++++ Records shown ++++
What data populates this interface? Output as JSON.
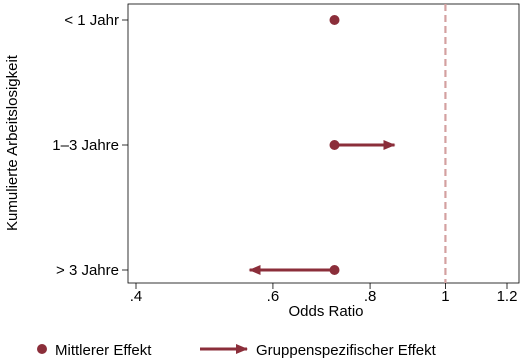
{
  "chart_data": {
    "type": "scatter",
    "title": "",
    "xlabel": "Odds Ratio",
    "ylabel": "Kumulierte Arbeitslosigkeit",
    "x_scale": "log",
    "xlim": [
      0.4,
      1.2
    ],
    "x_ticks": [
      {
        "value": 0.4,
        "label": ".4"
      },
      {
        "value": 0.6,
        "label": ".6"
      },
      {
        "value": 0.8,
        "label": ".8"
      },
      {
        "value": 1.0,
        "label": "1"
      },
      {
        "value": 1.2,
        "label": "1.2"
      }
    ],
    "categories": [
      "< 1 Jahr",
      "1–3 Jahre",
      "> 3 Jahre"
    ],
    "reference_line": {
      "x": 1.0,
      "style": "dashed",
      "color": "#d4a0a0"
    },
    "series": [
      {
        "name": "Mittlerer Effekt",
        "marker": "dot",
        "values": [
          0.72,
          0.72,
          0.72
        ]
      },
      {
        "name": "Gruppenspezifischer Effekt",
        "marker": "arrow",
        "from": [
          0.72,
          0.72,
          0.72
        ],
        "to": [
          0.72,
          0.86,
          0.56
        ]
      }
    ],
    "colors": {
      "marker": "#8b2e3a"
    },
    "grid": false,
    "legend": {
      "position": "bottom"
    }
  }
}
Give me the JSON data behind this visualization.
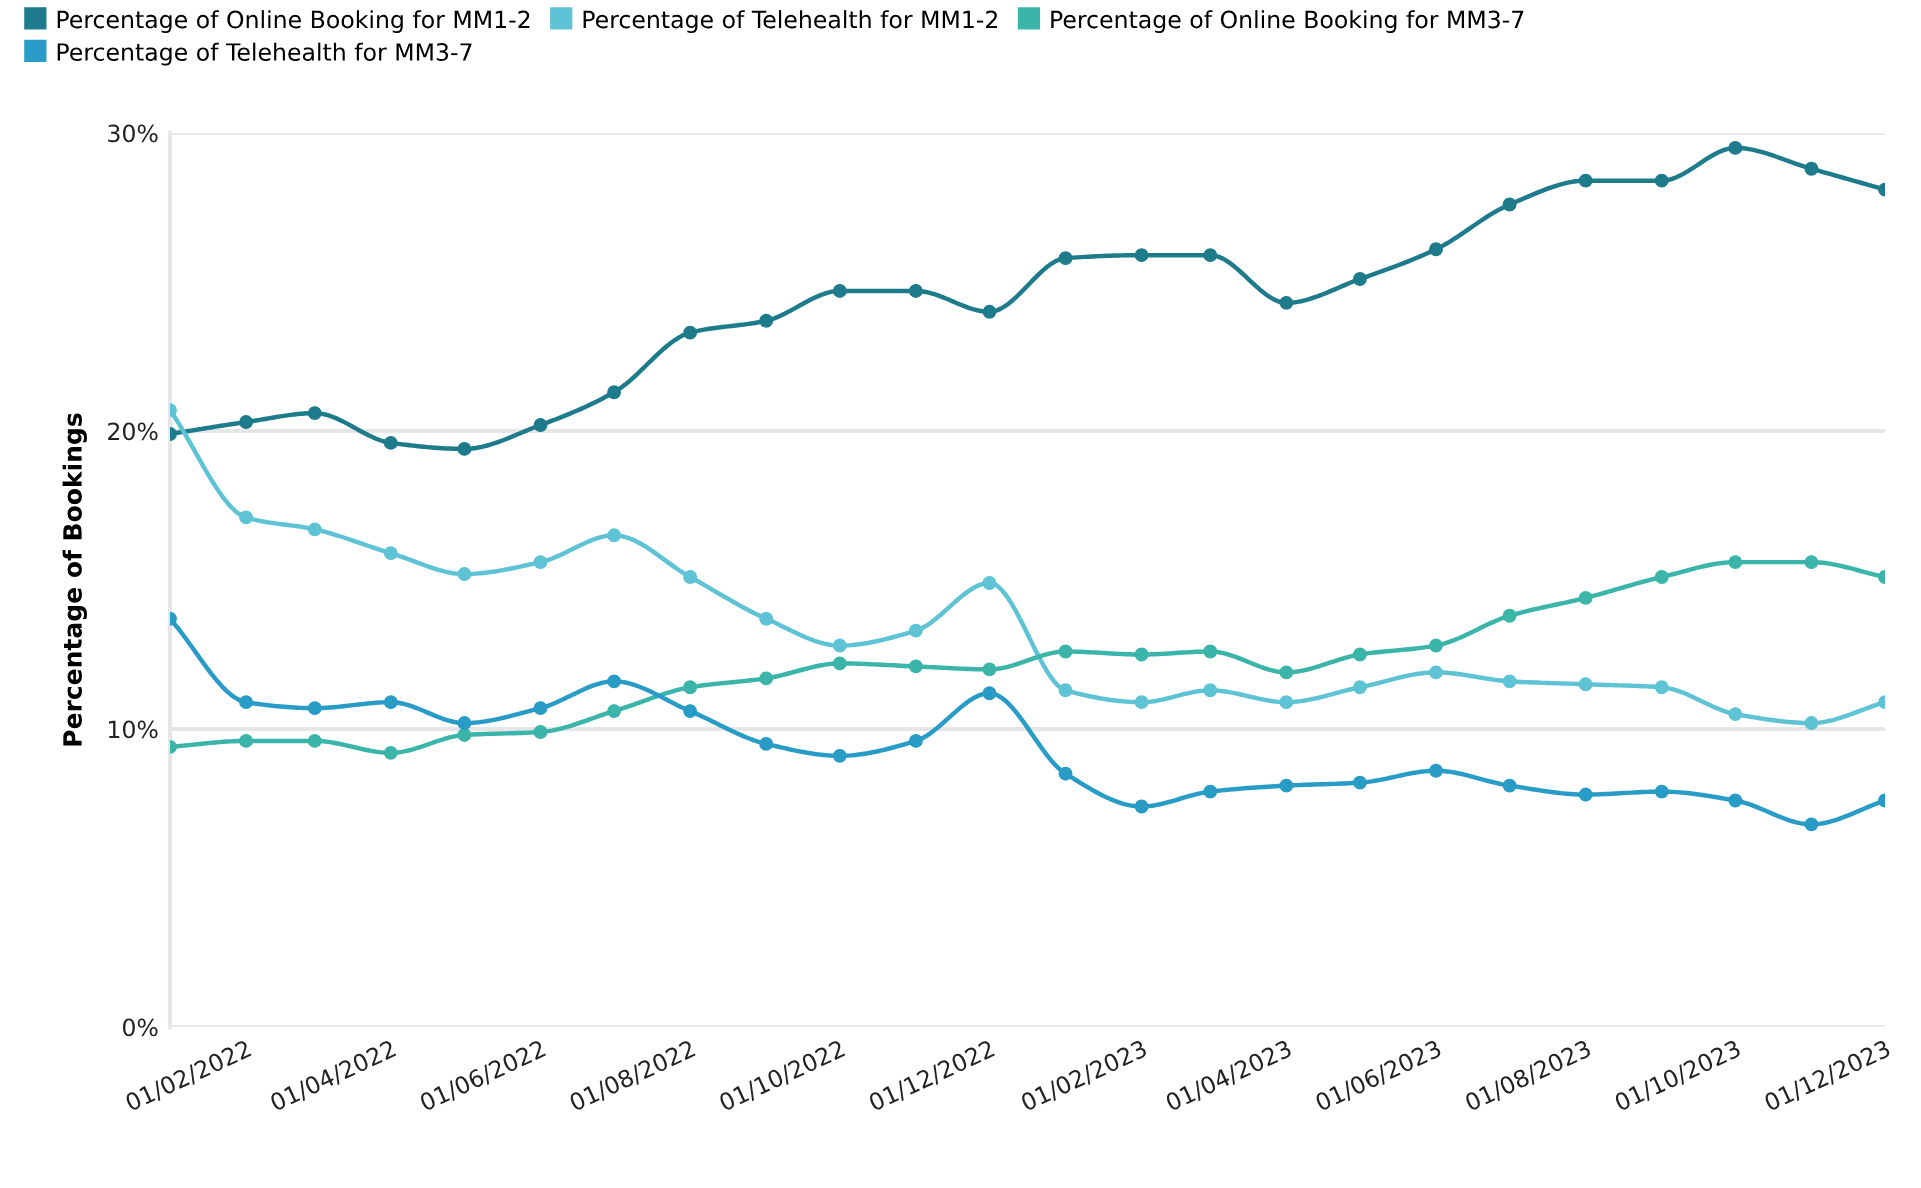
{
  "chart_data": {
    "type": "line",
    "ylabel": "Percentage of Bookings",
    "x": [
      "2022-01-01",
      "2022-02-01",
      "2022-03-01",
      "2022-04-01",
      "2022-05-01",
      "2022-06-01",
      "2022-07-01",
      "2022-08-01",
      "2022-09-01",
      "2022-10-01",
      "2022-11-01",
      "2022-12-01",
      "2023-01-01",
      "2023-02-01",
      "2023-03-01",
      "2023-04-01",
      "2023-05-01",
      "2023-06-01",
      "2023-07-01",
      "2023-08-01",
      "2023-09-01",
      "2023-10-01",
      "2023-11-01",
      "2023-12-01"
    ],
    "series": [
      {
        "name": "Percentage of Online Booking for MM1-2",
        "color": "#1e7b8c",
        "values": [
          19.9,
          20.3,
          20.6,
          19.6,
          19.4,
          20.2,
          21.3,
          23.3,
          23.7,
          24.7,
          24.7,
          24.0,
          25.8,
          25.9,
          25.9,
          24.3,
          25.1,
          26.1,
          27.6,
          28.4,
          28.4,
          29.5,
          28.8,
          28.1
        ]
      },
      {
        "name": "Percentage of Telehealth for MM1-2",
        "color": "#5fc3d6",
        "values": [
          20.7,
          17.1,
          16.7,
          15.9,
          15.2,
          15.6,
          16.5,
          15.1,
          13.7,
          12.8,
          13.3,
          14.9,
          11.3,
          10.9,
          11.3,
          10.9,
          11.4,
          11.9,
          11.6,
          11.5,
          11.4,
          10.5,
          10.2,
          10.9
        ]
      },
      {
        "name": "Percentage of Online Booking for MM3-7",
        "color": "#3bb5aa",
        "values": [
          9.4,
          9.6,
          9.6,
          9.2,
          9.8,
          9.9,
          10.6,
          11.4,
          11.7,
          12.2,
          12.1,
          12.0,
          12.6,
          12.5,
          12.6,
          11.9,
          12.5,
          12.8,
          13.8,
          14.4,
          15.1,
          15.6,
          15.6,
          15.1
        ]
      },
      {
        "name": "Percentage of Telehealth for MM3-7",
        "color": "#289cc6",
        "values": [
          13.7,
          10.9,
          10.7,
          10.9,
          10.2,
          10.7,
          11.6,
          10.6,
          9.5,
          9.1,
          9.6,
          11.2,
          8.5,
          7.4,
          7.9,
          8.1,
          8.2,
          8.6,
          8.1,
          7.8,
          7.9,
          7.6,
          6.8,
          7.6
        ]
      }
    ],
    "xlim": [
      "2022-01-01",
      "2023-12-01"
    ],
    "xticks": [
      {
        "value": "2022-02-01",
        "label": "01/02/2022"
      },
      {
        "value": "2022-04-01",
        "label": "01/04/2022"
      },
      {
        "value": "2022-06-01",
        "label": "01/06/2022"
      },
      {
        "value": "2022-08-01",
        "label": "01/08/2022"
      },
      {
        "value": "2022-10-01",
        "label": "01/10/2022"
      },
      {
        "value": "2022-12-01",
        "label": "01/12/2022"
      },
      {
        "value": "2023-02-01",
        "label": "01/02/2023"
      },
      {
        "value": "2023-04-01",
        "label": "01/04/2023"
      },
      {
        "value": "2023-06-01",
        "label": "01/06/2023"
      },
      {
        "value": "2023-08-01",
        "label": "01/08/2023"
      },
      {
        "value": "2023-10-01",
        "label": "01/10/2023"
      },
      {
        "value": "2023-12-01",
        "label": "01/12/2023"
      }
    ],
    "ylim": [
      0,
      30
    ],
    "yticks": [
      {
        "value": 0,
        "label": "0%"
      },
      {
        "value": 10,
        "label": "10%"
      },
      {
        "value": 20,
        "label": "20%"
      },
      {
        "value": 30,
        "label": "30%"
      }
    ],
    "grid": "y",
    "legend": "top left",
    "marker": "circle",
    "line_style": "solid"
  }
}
++++
Objective:
Quote the records above exactly, leaving out any pictures.

Answer to the problem:
What data populates this interface? Output as JSON.
{
  "chart_data": {
    "type": "scatter",
    "title": "",
    "xlabel": "Odds Ratio",
    "ylabel": "Kumulierte Arbeitslosigkeit",
    "x_scale": "log",
    "xlim": [
      0.4,
      1.2
    ],
    "x_ticks": [
      {
        "value": 0.4,
        "label": ".4"
      },
      {
        "value": 0.6,
        "label": ".6"
      },
      {
        "value": 0.8,
        "label": ".8"
      },
      {
        "value": 1.0,
        "label": "1"
      },
      {
        "value": 1.2,
        "label": "1.2"
      }
    ],
    "categories": [
      "< 1 Jahr",
      "1–3 Jahre",
      "> 3 Jahre"
    ],
    "reference_line": {
      "x": 1.0,
      "style": "dashed",
      "color": "#d4a0a0"
    },
    "series": [
      {
        "name": "Mittlerer Effekt",
        "marker": "dot",
        "values": [
          0.72,
          0.72,
          0.72
        ]
      },
      {
        "name": "Gruppenspezifischer Effekt",
        "marker": "arrow",
        "from": [
          0.72,
          0.72,
          0.72
        ],
        "to": [
          0.72,
          0.86,
          0.56
        ]
      }
    ],
    "colors": {
      "marker": "#8b2e3a"
    },
    "grid": false,
    "legend": {
      "position": "bottom"
    }
  }
}
Give me the JSON data behind this visualization.
{
  "chart_data": {
    "type": "line",
    "ylabel": "Percentage of Bookings",
    "x": [
      "2022-01-01",
      "2022-02-01",
      "2022-03-01",
      "2022-04-01",
      "2022-05-01",
      "2022-06-01",
      "2022-07-01",
      "2022-08-01",
      "2022-09-01",
      "2022-10-01",
      "2022-11-01",
      "2022-12-01",
      "2023-01-01",
      "2023-02-01",
      "2023-03-01",
      "2023-04-01",
      "2023-05-01",
      "2023-06-01",
      "2023-07-01",
      "2023-08-01",
      "2023-09-01",
      "2023-10-01",
      "2023-11-01",
      "2023-12-01"
    ],
    "series": [
      {
        "name": "Percentage of Online Booking for MM1-2",
        "color": "#1e7b8c",
        "values": [
          19.9,
          20.3,
          20.6,
          19.6,
          19.4,
          20.2,
          21.3,
          23.3,
          23.7,
          24.7,
          24.7,
          24.0,
          25.8,
          25.9,
          25.9,
          24.3,
          25.1,
          26.1,
          27.6,
          28.4,
          28.4,
          29.5,
          28.8,
          28.1
        ]
      },
      {
        "name": "Percentage of Telehealth for MM1-2",
        "color": "#5fc3d6",
        "values": [
          20.7,
          17.1,
          16.7,
          15.9,
          15.2,
          15.6,
          16.5,
          15.1,
          13.7,
          12.8,
          13.3,
          14.9,
          11.3,
          10.9,
          11.3,
          10.9,
          11.4,
          11.9,
          11.6,
          11.5,
          11.4,
          10.5,
          10.2,
          10.9
        ]
      },
      {
        "name": "Percentage of Online Booking for MM3-7",
        "color": "#3bb5aa",
        "values": [
          9.4,
          9.6,
          9.6,
          9.2,
          9.8,
          9.9,
          10.6,
          11.4,
          11.7,
          12.2,
          12.1,
          12.0,
          12.6,
          12.5,
          12.6,
          11.9,
          12.5,
          12.8,
          13.8,
          14.4,
          15.1,
          15.6,
          15.6,
          15.1
        ]
      },
      {
        "name": "Percentage of Telehealth for MM3-7",
        "color": "#289cc6",
        "values": [
          13.7,
          10.9,
          10.7,
          10.9,
          10.2,
          10.7,
          11.6,
          10.6,
          9.5,
          9.1,
          9.6,
          11.2,
          8.5,
          7.4,
          7.9,
          8.1,
          8.2,
          8.6,
          8.1,
          7.8,
          7.9,
          7.6,
          6.8,
          7.6
        ]
      }
    ],
    "xlim": [
      "2022-01-01",
      "2023-12-01"
    ],
    "xticks": [
      {
        "value": "2022-02-01",
        "label": "01/02/2022"
      },
      {
        "value": "2022-04-01",
        "label": "01/04/2022"
      },
      {
        "value": "2022-06-01",
        "label": "01/06/2022"
      },
      {
        "value": "2022-08-01",
        "label": "01/08/2022"
      },
      {
        "value": "2022-10-01",
        "label": "01/10/2022"
      },
      {
        "value": "2022-12-01",
        "label": "01/12/2022"
      },
      {
        "value": "2023-02-01",
        "label": "01/02/2023"
      },
      {
        "value": "2023-04-01",
        "label": "01/04/2023"
      },
      {
        "value": "2023-06-01",
        "label": "01/06/2023"
      },
      {
        "value": "2023-08-01",
        "label": "01/08/2023"
      },
      {
        "value": "2023-10-01",
        "label": "01/10/2023"
      },
      {
        "value": "2023-12-01",
        "label": "01/12/2023"
      }
    ],
    "ylim": [
      0,
      30
    ],
    "yticks": [
      {
        "value": 0,
        "label": "0%"
      },
      {
        "value": 10,
        "label": "10%"
      },
      {
        "value": 20,
        "label": "20%"
      },
      {
        "value": 30,
        "label": "30%"
      }
    ],
    "grid": "y",
    "legend": "top left",
    "marker": "circle",
    "line_style": "solid"
  }
}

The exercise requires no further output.